* START RECORDS FOR PROCESSING *

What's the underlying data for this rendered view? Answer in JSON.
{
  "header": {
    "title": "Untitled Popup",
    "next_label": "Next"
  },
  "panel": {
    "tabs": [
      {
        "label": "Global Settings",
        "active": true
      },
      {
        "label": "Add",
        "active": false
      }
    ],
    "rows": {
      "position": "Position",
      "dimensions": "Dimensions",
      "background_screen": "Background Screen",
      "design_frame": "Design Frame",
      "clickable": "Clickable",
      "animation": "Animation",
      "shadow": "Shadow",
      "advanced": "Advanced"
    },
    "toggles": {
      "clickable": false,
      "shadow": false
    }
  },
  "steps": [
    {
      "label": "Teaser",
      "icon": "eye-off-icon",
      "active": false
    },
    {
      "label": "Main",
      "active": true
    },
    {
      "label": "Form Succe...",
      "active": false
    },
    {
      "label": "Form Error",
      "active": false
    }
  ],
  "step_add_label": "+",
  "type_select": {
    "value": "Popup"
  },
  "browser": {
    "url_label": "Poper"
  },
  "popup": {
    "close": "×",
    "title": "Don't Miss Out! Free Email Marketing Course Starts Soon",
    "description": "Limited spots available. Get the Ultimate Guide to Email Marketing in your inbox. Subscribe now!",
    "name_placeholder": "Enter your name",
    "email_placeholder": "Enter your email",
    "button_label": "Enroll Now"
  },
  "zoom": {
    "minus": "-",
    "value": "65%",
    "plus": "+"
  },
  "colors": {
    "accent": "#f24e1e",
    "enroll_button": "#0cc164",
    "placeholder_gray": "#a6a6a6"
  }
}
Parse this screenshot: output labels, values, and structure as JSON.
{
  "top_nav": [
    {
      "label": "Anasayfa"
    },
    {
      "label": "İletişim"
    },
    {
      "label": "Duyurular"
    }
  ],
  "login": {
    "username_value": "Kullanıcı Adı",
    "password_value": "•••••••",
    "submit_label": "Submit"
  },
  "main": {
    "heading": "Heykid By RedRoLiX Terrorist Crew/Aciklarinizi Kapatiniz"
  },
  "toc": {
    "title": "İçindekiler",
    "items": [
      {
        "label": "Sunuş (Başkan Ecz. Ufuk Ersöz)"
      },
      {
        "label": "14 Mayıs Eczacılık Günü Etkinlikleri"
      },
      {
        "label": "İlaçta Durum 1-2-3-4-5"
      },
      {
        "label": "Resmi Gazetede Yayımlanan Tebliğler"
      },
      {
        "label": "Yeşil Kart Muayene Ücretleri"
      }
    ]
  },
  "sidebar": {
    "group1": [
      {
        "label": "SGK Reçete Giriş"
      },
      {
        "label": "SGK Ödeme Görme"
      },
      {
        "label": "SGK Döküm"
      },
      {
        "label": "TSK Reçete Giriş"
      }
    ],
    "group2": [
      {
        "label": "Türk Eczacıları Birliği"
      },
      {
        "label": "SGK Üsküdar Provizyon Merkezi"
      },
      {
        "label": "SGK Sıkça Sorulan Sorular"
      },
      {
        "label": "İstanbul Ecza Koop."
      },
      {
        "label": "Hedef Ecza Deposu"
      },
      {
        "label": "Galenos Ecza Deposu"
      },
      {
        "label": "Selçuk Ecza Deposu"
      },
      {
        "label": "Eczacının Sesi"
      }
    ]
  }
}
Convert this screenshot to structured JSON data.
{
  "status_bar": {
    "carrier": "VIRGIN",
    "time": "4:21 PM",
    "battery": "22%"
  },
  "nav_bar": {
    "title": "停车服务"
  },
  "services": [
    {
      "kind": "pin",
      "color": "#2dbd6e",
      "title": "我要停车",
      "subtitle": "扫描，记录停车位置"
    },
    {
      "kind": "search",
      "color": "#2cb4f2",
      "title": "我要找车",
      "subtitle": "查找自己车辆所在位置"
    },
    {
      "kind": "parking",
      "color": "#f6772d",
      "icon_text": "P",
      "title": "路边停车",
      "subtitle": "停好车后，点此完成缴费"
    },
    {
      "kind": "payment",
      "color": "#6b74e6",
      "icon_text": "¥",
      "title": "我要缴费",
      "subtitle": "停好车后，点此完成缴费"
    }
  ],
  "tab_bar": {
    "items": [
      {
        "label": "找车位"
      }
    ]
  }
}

* END RECORDS FOR PROCESSING *

§ **STATED EXERCISE**
Collect from the data above every line that includes "screenshot".

§ **RESPONSE TO THE TASK**
Parse this screenshot: output labels, values, and structure as JSON.
Convert this screenshot to structured JSON data.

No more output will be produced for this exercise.